### Work required
Where a line in the listing below contains the word "химуса", copy that line.
= = = = =
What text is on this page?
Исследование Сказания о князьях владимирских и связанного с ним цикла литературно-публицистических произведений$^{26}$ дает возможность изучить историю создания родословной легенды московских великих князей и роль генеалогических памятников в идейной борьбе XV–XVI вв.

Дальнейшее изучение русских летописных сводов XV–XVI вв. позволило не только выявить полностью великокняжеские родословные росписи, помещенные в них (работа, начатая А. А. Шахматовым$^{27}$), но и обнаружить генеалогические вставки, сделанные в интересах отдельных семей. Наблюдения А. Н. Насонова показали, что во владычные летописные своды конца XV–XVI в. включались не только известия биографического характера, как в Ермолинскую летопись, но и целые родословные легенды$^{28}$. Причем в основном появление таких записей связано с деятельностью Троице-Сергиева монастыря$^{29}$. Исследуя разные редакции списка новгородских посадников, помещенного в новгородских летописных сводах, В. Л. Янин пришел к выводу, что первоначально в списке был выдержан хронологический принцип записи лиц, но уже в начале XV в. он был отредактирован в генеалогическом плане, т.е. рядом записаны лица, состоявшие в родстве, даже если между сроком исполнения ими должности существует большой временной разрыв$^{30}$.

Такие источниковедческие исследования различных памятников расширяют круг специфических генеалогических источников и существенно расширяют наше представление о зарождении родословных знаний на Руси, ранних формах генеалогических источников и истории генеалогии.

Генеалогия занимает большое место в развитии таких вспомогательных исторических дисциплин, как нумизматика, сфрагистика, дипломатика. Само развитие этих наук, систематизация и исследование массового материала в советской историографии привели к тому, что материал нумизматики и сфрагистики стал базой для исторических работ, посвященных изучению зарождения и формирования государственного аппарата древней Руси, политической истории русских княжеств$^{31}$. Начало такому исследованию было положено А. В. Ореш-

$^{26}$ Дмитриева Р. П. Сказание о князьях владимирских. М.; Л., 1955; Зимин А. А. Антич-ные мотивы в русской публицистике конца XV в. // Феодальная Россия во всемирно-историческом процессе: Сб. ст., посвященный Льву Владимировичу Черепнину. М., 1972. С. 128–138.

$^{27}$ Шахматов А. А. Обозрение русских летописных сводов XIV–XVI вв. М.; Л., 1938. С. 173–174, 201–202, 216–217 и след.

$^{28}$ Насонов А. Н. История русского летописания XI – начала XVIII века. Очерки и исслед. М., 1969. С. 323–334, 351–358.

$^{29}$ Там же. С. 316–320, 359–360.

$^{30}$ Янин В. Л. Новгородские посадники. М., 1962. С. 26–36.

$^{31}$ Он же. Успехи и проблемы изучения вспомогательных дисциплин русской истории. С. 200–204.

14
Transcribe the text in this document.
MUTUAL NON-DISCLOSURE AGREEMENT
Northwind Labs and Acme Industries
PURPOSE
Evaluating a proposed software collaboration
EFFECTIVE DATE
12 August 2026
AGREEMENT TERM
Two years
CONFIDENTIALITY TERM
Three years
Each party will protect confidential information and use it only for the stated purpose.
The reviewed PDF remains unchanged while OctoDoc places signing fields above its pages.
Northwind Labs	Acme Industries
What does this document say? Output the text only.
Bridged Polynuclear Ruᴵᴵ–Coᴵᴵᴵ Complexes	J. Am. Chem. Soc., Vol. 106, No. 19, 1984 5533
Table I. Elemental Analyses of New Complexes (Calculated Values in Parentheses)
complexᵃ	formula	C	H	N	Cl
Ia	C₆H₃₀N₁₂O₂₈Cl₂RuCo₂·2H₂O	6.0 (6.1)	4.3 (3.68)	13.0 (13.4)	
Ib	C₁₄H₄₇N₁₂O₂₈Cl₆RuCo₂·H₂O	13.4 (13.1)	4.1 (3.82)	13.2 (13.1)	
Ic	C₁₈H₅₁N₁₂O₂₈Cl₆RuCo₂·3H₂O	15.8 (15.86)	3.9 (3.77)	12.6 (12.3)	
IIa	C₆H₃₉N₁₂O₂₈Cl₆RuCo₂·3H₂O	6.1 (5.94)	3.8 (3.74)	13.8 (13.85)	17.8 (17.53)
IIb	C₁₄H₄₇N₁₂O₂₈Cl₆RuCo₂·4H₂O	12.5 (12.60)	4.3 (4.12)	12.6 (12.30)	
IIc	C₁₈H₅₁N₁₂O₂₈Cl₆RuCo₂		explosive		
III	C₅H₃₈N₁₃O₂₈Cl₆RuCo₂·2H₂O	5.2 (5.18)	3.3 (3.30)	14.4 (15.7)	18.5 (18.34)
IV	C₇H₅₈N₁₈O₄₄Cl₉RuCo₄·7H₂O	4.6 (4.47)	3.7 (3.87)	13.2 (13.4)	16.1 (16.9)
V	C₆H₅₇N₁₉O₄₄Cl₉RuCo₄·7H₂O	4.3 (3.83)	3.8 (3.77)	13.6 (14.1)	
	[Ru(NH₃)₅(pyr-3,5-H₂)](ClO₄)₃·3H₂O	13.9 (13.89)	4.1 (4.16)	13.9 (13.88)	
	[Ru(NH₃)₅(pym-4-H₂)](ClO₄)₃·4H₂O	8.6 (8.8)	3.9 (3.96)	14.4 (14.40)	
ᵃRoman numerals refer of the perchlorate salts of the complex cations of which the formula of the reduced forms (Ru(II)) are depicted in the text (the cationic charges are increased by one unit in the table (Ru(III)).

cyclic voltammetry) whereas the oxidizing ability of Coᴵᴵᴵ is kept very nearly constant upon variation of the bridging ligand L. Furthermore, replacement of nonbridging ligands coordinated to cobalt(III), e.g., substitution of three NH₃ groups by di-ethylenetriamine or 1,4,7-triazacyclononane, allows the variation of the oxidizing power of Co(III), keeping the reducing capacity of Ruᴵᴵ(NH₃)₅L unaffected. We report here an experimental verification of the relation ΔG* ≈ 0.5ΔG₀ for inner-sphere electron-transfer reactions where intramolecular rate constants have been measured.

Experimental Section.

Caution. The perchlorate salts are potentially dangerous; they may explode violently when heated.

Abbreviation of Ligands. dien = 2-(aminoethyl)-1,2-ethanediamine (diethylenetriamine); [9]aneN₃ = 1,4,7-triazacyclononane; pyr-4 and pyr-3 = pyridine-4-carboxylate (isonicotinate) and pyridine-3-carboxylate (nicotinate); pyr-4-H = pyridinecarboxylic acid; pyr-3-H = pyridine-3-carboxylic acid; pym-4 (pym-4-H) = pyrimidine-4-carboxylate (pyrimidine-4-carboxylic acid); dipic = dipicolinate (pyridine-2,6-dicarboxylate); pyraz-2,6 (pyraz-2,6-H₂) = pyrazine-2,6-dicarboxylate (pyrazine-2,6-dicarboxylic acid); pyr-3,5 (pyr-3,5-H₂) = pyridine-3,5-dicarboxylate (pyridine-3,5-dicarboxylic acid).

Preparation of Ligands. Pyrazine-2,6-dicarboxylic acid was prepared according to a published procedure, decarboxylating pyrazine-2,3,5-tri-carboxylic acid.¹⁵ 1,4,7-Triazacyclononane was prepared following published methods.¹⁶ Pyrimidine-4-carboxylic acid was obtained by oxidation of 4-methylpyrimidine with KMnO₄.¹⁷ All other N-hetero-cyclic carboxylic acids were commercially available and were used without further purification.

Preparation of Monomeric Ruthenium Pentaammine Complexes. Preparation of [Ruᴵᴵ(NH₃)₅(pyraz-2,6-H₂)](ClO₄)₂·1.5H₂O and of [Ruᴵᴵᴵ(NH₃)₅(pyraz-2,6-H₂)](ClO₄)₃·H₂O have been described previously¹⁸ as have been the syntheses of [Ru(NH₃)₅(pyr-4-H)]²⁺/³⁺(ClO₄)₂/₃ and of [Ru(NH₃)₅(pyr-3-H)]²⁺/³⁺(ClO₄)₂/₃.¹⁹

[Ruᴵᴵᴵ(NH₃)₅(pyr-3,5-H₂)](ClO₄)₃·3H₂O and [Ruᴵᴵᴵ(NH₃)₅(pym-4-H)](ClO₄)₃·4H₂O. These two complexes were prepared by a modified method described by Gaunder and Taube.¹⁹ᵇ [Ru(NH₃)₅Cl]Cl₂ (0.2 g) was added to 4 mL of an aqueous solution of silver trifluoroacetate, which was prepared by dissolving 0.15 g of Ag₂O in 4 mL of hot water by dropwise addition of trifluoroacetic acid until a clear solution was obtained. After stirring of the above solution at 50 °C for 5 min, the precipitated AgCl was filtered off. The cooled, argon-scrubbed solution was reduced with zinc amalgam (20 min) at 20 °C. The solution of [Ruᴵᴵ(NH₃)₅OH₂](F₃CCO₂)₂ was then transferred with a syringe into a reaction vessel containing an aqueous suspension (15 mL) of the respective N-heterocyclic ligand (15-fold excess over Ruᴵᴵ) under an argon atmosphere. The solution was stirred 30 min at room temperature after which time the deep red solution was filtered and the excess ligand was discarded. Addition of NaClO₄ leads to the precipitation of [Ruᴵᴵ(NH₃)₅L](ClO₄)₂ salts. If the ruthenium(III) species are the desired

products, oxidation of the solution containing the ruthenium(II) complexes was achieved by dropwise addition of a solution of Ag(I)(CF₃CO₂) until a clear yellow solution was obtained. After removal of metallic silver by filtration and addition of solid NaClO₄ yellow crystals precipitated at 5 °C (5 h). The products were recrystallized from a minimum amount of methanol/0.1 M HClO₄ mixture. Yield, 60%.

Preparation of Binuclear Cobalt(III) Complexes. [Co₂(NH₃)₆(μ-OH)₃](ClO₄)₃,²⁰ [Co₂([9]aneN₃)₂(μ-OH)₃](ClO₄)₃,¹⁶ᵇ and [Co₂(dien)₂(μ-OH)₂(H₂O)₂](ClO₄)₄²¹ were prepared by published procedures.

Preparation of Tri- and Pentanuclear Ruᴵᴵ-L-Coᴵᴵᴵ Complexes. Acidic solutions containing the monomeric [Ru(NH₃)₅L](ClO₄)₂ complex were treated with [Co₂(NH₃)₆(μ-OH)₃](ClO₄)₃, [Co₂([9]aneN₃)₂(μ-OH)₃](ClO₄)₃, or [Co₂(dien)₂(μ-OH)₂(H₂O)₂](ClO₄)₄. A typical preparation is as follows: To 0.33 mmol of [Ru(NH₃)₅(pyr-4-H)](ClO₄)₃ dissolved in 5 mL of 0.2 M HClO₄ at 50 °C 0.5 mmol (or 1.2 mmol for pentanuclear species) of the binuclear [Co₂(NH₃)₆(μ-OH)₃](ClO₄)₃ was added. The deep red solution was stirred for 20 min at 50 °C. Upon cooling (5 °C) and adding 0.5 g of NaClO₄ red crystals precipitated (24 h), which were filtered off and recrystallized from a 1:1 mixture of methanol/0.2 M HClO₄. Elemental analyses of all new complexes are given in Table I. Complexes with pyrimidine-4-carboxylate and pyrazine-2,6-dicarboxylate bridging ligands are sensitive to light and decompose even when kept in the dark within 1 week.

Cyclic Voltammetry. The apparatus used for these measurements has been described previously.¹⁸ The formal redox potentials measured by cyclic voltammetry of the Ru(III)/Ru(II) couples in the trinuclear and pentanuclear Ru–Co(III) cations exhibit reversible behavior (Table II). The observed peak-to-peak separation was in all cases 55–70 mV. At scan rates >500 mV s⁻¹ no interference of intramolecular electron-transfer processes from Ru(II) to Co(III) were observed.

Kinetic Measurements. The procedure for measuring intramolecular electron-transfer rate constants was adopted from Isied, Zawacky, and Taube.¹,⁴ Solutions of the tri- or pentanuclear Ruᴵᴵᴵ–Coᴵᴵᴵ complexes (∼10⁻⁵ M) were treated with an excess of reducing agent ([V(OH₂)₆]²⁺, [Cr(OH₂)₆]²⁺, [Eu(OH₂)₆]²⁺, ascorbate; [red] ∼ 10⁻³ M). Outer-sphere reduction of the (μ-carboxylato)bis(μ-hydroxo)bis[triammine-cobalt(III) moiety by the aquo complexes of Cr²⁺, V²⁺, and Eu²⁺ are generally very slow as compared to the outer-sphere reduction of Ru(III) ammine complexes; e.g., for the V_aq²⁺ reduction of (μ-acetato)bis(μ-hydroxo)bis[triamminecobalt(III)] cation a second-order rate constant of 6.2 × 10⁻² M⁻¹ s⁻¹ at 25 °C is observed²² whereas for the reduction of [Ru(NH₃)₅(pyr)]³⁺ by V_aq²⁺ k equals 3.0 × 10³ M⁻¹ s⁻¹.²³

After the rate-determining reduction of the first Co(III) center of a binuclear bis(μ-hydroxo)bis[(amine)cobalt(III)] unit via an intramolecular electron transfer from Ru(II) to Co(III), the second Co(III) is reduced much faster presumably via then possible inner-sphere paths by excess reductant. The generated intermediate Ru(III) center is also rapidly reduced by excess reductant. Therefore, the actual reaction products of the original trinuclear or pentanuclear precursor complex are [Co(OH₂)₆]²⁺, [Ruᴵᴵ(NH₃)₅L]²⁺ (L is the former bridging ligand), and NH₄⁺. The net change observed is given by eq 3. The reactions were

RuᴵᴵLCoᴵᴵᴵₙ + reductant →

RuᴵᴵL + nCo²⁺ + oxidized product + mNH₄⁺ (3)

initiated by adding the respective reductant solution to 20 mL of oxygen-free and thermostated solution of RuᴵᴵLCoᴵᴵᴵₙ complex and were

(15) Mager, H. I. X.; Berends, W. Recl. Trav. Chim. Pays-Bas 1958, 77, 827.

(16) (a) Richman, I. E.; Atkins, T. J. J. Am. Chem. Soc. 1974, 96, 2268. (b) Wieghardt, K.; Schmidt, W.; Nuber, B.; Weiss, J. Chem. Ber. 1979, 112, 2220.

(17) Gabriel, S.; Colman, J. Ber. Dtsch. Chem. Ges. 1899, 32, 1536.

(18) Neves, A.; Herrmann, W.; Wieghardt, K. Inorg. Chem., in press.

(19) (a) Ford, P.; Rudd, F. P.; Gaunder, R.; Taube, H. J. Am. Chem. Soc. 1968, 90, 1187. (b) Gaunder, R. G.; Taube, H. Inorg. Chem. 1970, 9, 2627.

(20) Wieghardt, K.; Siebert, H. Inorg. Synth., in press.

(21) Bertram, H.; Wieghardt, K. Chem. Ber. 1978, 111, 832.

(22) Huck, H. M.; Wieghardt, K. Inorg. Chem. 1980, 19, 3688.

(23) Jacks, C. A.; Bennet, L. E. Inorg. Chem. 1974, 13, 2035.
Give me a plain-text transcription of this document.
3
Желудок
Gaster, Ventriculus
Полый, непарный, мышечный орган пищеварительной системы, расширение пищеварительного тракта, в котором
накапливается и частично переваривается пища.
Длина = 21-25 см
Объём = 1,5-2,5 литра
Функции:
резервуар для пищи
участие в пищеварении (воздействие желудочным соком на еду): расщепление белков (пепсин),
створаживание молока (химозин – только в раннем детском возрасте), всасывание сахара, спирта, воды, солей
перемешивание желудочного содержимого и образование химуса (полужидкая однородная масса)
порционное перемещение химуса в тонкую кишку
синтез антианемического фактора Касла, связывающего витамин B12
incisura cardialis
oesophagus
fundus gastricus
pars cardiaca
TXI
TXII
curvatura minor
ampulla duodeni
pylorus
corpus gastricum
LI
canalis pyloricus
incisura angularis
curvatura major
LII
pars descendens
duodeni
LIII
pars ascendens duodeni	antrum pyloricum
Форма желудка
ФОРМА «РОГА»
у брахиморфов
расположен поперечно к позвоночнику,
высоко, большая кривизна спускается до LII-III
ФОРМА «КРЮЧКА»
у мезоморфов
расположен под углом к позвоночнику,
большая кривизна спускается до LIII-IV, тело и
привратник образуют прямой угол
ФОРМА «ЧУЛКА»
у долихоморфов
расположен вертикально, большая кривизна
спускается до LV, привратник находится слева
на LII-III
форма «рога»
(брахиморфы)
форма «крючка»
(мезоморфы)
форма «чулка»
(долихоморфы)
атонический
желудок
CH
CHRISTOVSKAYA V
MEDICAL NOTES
= = = = =
### Written solution
перемешивание желудочного содержимого и образование химуса (полужидкая однородная масса)
порционное перемещение химуса в тонкую кишку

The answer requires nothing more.